» Work to be completed
Only the lines from the one with "Output the text content of this document." onward are wanted, through the last line of the entries, set down exactly.

##### Data section #####

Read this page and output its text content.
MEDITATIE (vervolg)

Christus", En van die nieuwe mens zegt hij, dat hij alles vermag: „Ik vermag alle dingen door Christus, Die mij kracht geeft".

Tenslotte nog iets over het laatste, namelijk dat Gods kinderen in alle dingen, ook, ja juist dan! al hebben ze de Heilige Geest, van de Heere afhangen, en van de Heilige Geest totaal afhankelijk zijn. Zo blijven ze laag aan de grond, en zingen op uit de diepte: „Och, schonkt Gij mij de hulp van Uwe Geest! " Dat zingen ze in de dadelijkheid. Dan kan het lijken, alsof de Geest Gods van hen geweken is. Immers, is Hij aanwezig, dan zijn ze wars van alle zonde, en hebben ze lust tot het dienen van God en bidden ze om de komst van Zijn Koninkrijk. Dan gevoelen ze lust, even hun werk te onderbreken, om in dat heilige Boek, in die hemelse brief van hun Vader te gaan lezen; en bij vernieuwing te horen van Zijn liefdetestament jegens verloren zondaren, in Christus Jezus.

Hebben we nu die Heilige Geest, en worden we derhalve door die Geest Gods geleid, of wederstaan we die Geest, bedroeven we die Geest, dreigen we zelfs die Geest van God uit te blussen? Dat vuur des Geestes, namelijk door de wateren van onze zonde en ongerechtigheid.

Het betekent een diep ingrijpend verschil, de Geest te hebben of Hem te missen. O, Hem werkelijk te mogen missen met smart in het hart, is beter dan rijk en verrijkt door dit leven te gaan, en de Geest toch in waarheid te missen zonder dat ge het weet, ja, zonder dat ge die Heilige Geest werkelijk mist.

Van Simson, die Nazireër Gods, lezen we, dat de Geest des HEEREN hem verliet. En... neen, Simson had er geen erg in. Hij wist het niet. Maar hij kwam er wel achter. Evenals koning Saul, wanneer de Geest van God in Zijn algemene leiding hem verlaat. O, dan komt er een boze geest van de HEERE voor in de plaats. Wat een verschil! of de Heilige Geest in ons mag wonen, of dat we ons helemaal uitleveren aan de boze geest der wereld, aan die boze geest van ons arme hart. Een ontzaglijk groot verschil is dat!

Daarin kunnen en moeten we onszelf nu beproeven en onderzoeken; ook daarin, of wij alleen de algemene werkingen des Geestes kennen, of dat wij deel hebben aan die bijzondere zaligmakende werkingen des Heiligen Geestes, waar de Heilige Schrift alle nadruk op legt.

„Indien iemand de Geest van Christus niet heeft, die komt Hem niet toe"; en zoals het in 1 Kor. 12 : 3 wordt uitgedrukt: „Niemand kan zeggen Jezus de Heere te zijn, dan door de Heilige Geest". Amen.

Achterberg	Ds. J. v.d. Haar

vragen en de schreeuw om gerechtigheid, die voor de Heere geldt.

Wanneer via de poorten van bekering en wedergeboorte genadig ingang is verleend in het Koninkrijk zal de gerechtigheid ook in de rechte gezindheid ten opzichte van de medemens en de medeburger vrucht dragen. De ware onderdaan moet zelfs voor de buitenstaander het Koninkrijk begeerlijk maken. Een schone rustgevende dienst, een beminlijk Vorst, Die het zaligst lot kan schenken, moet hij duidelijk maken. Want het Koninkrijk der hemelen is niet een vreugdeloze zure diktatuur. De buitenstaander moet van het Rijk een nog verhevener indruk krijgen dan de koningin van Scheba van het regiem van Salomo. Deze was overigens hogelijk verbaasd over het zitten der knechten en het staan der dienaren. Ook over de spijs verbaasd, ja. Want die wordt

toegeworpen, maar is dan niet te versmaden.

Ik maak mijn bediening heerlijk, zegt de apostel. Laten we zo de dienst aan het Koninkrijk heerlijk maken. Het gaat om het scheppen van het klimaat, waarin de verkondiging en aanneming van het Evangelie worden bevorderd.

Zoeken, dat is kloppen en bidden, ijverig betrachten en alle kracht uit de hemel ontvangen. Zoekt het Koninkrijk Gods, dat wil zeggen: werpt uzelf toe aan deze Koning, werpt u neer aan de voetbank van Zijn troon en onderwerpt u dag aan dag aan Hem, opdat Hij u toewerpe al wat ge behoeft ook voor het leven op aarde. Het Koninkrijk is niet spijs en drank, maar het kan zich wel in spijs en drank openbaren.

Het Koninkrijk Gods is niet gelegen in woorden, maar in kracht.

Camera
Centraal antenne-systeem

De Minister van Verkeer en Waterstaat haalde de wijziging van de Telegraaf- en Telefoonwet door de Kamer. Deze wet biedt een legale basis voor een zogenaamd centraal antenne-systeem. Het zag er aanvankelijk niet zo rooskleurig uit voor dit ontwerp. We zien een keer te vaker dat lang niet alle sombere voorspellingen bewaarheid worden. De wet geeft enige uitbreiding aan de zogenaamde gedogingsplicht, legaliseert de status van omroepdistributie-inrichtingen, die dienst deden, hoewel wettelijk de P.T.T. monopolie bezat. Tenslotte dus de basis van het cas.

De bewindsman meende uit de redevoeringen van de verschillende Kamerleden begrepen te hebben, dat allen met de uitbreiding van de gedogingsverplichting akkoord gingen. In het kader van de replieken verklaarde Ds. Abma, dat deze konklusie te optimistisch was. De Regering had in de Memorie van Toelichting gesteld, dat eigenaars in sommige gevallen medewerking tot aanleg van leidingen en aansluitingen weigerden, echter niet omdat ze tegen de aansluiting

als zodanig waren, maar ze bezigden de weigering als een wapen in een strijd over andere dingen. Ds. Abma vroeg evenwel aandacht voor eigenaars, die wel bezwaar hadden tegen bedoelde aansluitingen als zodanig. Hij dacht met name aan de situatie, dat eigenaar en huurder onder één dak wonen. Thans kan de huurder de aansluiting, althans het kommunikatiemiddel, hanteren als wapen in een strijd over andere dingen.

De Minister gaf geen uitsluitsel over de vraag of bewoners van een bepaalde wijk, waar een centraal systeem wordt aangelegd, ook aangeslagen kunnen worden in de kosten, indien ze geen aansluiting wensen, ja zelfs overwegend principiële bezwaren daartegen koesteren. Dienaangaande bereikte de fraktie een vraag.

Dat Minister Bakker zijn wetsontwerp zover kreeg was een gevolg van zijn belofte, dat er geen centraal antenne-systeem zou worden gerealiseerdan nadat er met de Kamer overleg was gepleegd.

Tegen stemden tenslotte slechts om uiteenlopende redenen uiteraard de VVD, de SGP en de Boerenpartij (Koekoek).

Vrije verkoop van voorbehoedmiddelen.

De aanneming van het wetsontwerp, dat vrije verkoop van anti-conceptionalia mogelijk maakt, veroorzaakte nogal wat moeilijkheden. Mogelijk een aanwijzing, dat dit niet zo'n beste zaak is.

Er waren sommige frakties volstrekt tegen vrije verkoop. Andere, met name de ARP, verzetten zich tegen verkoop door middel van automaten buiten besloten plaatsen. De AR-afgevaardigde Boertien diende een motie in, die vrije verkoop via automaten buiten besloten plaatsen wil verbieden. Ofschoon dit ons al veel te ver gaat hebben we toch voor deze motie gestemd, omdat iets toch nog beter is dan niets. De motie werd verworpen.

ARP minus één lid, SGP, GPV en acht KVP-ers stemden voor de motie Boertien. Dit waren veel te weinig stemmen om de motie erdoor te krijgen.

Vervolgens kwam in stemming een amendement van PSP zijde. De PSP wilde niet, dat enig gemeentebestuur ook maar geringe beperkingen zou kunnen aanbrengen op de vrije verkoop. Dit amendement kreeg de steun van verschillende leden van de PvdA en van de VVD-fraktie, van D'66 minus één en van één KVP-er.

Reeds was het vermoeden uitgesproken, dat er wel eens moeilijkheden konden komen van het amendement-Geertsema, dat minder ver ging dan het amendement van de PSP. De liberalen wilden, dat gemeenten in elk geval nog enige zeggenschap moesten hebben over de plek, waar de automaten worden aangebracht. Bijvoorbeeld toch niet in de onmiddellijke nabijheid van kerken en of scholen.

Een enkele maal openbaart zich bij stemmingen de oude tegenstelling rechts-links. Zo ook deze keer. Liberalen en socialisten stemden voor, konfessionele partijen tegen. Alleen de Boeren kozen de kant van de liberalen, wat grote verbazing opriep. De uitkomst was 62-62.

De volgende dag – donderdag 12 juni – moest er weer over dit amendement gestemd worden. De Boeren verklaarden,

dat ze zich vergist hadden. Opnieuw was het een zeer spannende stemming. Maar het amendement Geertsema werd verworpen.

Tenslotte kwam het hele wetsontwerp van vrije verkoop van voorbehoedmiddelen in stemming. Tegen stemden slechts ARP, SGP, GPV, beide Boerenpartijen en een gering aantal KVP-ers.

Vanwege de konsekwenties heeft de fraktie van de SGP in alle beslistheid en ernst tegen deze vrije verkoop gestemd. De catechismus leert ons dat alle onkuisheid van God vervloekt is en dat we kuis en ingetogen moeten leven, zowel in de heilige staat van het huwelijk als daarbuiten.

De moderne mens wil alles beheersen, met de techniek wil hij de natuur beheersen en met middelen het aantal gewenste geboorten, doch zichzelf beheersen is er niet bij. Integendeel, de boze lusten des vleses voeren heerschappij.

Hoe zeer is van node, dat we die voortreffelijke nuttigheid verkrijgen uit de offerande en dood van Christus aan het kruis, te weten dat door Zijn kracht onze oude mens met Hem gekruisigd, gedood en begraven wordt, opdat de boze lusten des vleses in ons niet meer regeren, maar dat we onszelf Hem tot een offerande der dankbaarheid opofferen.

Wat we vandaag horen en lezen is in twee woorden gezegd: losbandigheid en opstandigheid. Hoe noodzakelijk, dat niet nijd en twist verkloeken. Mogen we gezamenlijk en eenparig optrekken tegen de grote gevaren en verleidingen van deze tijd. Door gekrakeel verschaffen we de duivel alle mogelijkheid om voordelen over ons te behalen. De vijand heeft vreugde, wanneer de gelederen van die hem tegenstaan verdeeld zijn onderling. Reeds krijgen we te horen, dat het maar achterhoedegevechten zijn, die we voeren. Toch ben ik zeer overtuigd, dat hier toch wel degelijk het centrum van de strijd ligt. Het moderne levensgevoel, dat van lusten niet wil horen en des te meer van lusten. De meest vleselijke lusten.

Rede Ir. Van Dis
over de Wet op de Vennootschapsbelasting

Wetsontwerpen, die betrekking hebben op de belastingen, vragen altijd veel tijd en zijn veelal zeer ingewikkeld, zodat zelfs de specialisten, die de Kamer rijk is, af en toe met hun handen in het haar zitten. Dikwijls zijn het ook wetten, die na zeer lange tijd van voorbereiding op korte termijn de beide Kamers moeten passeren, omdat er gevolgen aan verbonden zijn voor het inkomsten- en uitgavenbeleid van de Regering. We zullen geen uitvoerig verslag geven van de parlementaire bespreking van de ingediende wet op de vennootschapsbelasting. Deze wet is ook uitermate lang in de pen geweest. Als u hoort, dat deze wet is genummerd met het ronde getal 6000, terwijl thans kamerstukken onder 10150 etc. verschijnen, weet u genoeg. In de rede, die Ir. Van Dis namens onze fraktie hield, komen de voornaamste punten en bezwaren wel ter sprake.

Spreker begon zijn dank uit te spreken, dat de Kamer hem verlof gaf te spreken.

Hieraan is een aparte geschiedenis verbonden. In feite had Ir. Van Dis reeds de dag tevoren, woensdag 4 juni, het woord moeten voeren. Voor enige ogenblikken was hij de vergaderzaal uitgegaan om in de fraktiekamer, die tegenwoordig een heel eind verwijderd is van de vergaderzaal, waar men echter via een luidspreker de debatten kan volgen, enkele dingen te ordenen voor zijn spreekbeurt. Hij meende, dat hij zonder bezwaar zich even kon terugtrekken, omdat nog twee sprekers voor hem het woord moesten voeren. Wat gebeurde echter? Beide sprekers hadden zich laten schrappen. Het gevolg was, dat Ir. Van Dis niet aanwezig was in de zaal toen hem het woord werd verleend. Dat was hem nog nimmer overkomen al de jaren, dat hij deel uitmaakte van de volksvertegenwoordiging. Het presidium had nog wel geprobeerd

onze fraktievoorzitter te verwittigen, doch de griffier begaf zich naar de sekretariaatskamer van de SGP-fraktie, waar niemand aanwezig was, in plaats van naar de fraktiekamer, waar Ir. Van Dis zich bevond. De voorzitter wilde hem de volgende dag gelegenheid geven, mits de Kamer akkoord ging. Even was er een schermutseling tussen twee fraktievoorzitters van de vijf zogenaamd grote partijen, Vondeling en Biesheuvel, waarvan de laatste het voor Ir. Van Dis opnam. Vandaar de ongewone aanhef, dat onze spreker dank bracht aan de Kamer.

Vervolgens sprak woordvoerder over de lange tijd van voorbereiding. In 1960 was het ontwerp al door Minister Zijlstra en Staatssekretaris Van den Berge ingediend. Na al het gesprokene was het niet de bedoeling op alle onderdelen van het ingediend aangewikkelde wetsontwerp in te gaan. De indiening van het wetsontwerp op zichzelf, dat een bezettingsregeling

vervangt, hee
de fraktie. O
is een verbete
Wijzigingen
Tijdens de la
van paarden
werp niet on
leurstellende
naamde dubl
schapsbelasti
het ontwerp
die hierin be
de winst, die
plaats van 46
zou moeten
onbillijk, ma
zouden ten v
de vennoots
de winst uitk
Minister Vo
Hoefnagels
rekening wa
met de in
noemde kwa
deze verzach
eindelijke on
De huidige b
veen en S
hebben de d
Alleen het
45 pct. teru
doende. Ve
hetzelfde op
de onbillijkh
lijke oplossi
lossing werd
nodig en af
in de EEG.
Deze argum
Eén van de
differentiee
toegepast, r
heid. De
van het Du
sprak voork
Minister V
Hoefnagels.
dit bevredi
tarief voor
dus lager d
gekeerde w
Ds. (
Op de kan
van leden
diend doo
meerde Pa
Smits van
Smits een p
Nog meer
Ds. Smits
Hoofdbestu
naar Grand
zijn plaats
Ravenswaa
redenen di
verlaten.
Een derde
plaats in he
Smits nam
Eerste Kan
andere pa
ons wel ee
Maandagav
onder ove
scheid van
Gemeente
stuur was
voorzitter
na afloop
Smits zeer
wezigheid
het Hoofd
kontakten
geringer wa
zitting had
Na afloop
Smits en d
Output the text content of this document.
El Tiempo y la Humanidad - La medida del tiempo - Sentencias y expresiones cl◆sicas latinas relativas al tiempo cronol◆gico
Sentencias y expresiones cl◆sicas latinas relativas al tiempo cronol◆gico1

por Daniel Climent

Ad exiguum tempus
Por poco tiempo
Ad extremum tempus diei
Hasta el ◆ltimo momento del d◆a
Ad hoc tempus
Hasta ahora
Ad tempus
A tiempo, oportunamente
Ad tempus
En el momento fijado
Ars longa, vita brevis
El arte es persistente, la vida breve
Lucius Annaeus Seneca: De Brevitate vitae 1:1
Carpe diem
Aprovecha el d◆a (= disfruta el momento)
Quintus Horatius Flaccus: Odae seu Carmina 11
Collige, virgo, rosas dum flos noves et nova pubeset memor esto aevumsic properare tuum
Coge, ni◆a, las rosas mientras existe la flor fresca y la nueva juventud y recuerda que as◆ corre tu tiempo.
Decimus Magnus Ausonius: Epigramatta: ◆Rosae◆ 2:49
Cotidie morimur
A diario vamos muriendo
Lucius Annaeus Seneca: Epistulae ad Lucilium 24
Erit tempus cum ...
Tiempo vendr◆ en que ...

#####

» Problem solution
Output the text content of this document.
El Tiempo y la Humanidad - La medida del tiempo - Sentencias y expresiones cl◆sicas latinas relativas al tiempo cronol◆gico
Sentencias y expresiones cl◆sicas latinas relativas al tiempo cronol◆gico1

por Daniel Climent

Ad exiguum tempus
Por poco tiempo
Ad extremum tempus diei
Hasta el ◆ltimo momento del d◆a
Ad hoc tempus
Hasta ahora
Ad tempus
A tiempo, oportunamente
Ad tempus
En el momento fijado
Ars longa, vita brevis
El arte es persistente, la vida breve
Lucius Annaeus Seneca: De Brevitate vitae 1:1
Carpe diem
Aprovecha el d◆a (= disfruta el momento)
Quintus Horatius Flaccus: Odae seu Carmina 11
Collige, virgo, rosas dum flos noves et nova pubeset memor esto aevumsic properare tuum
Coge, ni◆a, las rosas mientras existe la flor fresca y la nueva juventud y recuerda que as◆ corre tu tiempo.
Decimus Magnus Ausonius: Epigramatta: ◆Rosae◆ 2:49
Cotidie morimur
A diario vamos muriendo
Lucius Annaeus Seneca: Epistulae ad Lucilium 24
Erit tempus cum ...
Tiempo vendr◆ en que ...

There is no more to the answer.